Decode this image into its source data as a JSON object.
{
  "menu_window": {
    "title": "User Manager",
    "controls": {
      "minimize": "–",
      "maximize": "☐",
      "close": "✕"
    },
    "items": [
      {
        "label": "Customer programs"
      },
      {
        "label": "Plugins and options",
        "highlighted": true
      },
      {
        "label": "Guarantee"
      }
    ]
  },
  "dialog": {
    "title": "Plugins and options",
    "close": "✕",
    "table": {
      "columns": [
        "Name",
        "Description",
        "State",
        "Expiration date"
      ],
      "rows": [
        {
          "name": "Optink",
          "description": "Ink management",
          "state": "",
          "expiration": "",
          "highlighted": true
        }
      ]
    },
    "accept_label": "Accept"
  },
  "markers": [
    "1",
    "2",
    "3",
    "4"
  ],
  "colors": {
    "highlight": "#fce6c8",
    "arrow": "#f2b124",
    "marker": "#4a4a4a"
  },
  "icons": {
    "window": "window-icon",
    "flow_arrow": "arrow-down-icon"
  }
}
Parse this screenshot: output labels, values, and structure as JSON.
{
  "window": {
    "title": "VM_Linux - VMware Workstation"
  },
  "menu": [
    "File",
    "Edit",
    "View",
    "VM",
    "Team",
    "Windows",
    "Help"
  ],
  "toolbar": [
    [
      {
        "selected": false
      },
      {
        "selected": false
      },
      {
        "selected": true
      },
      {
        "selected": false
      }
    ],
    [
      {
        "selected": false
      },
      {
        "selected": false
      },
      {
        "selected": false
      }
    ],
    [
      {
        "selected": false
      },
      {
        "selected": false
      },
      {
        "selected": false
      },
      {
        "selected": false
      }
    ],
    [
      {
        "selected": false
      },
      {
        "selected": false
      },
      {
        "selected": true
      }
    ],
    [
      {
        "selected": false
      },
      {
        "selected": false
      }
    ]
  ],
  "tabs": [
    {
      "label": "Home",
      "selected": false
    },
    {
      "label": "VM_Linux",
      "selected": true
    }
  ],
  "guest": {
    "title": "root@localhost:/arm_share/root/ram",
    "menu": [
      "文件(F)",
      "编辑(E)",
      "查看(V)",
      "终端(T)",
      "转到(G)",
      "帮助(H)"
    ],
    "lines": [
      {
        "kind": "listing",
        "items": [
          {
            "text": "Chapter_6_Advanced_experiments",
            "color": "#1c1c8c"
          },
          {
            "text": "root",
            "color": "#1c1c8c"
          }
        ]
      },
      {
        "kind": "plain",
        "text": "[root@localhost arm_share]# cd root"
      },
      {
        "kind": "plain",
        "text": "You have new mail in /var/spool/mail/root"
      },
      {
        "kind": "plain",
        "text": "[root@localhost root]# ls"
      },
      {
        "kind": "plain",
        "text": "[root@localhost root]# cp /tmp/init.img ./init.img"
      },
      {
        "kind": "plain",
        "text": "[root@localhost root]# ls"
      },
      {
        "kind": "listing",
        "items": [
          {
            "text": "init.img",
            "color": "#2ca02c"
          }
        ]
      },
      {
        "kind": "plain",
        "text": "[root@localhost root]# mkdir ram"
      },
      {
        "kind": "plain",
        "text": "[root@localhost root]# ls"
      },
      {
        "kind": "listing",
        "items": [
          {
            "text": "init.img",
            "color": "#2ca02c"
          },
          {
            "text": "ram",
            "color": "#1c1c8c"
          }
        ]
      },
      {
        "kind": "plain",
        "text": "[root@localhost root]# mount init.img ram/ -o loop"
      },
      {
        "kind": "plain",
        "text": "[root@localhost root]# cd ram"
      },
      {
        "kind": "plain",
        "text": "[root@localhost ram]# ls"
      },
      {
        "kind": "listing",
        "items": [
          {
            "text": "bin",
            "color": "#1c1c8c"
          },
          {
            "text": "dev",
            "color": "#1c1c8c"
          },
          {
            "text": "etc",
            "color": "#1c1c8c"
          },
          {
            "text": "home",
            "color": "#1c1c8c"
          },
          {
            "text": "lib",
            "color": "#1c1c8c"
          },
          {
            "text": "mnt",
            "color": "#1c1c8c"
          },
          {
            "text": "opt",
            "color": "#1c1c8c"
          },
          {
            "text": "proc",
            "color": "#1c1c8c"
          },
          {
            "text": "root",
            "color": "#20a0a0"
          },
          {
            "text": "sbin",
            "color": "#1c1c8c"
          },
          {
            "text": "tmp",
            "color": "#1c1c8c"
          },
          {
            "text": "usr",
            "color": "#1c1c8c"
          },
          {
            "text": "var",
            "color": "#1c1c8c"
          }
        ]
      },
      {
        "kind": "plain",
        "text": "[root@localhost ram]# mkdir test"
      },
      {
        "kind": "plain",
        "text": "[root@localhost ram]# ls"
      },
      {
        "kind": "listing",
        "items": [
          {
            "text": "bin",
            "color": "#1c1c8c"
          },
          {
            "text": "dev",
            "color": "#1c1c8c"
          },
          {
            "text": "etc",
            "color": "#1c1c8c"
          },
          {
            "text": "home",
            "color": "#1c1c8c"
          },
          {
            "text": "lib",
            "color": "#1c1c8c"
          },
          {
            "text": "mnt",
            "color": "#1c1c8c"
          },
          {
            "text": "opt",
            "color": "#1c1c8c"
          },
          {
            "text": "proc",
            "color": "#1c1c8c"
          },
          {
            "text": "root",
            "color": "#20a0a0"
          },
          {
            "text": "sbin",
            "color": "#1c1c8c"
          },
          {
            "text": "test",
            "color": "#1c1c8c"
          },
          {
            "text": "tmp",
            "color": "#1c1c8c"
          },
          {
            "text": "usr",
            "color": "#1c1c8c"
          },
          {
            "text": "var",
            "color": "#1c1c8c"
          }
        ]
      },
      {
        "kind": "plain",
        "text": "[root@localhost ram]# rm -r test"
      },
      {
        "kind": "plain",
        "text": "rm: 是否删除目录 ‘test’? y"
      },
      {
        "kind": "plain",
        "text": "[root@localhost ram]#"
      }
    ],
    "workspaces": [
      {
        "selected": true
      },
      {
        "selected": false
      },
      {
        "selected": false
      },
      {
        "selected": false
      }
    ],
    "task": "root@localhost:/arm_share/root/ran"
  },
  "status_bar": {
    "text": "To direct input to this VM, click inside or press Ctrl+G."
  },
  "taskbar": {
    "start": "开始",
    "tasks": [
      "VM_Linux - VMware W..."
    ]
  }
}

---*---

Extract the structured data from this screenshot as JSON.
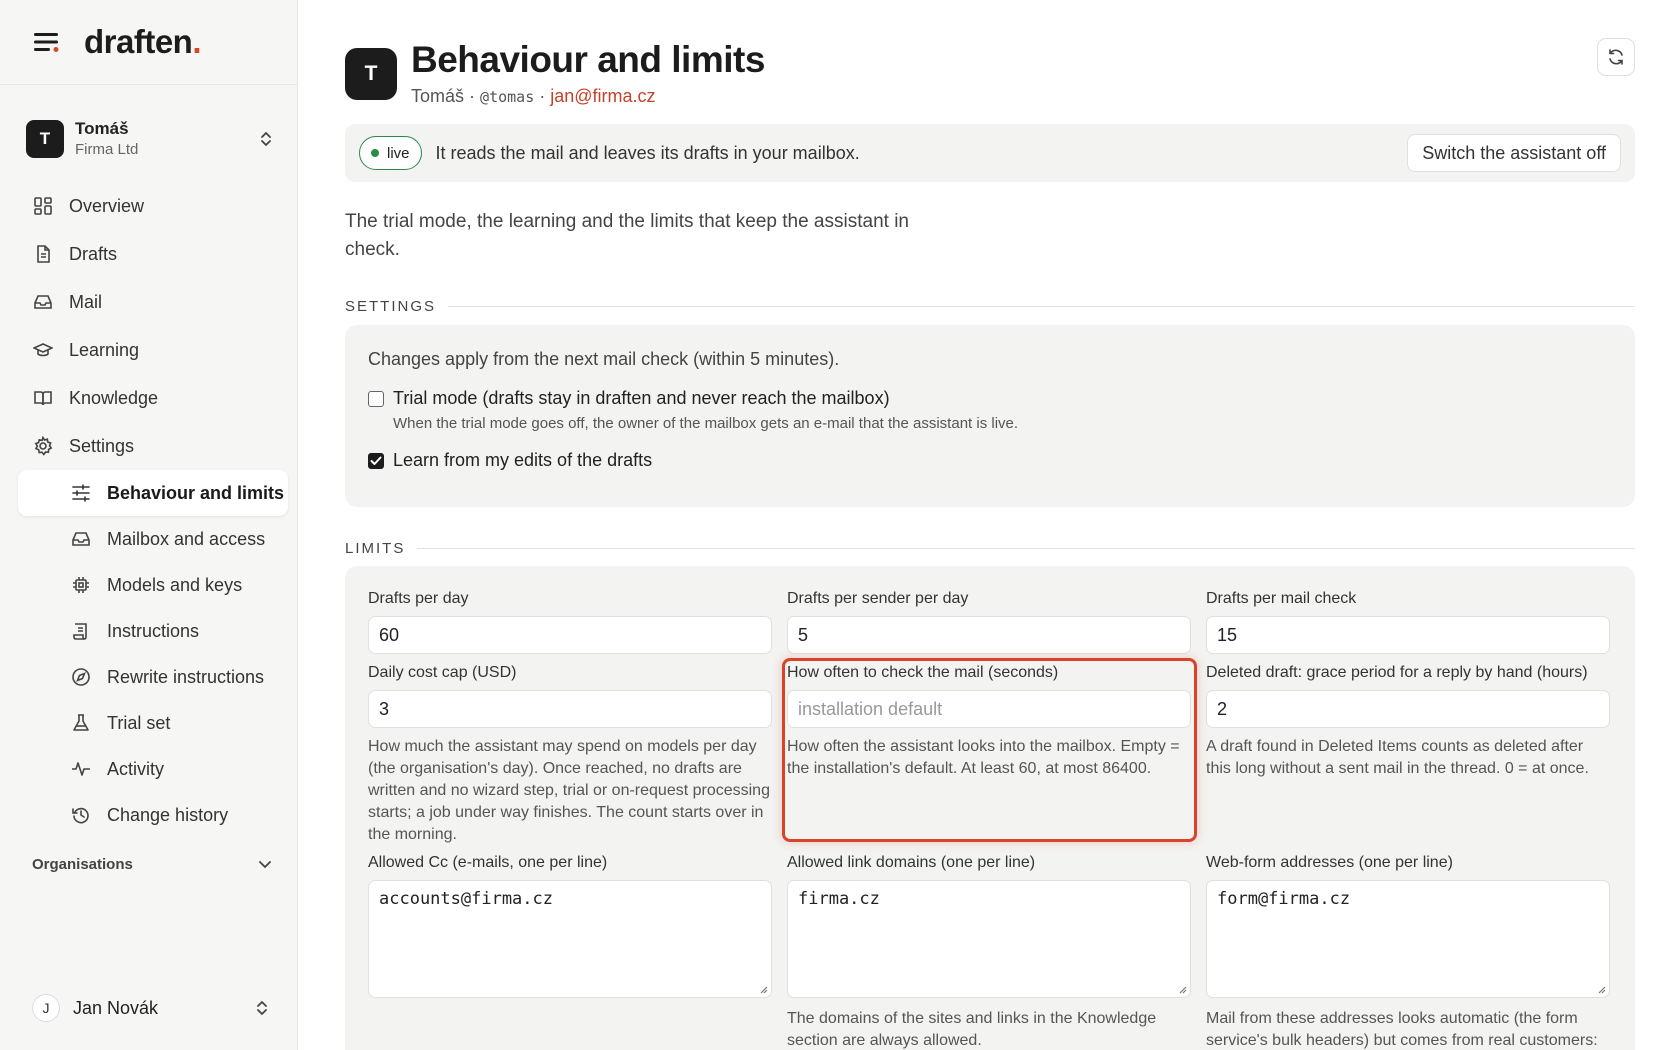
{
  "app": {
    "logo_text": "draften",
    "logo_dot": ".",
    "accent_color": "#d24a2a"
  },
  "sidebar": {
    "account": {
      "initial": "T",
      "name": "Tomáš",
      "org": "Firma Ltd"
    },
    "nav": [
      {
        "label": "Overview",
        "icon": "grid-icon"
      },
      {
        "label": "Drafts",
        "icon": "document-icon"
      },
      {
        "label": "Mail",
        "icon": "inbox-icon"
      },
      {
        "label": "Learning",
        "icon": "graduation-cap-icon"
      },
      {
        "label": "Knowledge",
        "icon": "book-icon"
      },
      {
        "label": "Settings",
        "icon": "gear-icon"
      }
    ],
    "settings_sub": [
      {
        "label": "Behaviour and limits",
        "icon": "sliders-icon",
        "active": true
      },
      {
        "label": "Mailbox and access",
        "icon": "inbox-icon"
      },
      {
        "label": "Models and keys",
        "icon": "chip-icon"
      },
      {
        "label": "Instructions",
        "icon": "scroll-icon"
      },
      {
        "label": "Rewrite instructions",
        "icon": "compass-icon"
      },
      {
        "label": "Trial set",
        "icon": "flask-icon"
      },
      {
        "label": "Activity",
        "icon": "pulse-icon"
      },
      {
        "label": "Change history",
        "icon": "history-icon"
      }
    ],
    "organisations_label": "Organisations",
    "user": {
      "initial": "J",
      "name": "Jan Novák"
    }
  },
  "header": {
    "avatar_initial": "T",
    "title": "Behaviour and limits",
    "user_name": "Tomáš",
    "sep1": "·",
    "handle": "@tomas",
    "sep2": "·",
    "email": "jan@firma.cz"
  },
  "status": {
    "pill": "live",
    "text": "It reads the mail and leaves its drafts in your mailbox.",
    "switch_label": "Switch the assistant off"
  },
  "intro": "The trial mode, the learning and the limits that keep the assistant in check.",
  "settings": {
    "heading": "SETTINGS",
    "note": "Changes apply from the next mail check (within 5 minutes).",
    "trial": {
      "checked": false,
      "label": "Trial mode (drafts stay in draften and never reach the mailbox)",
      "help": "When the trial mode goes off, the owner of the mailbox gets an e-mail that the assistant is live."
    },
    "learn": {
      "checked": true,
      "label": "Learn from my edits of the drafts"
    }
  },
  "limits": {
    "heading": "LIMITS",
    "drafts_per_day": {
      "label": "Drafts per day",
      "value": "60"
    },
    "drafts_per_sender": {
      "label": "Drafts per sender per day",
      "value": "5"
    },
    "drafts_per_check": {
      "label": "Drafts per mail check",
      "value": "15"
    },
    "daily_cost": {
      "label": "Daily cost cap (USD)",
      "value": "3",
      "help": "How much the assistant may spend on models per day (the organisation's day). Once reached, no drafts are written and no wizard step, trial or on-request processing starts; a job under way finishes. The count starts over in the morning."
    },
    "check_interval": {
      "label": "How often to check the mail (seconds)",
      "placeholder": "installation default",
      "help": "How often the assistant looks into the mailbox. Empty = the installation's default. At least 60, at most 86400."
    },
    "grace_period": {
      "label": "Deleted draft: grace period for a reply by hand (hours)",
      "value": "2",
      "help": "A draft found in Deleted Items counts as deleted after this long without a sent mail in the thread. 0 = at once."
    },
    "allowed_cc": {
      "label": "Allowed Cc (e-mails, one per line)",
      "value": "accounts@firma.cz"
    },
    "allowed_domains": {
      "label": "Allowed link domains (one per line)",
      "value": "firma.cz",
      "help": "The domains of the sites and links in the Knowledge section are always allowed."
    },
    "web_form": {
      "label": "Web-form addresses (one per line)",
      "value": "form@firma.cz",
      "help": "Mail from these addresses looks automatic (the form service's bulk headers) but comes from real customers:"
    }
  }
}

---*---

- **Aim**
In the entries above, find each line with the word "often" and copy it.

- **Task solution**
      "label": "How often to check the mail (seconds)",
      "help": "How often the assistant looks into the mailbox. Empty = the installation's default. At least 60, at most 86400."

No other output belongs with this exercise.